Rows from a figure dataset
= = = = = = =

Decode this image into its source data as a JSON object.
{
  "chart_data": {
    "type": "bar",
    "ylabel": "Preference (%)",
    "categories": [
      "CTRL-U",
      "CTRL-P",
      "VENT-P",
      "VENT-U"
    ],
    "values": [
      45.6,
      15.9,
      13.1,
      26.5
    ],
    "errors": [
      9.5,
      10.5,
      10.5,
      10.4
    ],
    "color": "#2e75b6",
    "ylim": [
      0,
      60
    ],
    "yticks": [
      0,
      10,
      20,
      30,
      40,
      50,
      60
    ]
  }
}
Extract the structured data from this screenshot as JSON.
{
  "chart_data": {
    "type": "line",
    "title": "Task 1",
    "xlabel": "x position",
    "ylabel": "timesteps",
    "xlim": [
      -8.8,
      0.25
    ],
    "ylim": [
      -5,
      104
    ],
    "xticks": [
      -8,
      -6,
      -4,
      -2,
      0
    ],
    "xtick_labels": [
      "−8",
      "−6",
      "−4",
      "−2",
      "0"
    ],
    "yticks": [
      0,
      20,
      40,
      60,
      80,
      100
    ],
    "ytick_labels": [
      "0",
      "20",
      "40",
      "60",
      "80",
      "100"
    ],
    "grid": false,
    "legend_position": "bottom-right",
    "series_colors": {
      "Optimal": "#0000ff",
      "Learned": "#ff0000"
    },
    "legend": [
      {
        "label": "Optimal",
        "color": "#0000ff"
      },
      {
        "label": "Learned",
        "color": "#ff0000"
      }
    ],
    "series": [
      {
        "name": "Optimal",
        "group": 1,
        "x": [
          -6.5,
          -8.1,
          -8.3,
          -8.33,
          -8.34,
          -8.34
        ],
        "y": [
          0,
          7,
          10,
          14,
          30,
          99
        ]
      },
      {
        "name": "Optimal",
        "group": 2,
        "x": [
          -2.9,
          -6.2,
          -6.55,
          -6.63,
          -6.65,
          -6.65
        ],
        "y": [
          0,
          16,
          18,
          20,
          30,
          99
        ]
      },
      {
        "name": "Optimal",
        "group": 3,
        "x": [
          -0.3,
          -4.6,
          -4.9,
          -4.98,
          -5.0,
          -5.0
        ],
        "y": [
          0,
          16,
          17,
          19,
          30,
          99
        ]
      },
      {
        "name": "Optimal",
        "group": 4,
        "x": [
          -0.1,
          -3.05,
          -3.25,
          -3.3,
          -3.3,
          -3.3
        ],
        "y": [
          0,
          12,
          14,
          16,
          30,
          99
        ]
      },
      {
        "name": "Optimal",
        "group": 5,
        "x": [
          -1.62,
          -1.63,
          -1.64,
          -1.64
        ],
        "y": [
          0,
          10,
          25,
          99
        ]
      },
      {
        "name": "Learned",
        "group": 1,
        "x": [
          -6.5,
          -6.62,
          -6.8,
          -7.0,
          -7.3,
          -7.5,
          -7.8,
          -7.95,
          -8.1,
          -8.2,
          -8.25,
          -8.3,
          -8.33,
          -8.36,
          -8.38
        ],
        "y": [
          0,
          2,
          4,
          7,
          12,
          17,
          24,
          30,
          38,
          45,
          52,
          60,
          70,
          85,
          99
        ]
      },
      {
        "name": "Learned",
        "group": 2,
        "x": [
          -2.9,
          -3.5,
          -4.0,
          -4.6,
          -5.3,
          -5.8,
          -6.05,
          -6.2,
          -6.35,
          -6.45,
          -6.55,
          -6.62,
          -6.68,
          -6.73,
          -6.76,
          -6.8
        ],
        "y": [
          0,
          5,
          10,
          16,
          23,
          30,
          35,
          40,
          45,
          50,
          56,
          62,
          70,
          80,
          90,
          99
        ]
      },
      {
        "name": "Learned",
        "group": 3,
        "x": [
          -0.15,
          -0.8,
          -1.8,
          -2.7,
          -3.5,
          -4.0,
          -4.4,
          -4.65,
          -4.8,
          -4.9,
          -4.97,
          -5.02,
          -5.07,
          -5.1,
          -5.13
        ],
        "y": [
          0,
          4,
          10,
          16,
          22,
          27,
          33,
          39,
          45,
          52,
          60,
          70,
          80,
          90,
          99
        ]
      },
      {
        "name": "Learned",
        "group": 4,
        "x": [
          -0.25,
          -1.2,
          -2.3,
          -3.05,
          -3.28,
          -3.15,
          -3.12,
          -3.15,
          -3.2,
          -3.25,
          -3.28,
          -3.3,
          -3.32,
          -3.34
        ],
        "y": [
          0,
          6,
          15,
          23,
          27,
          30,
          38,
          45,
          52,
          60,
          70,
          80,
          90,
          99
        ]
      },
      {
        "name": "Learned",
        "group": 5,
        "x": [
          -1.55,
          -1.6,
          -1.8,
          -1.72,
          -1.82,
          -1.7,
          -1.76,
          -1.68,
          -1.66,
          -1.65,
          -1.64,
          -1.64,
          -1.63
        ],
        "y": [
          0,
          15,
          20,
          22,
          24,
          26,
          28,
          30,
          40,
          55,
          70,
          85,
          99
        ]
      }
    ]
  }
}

= = = = = = =

Report how many lines in the data include the word "this", and give nothing but the count.

- TASK ANSWER
2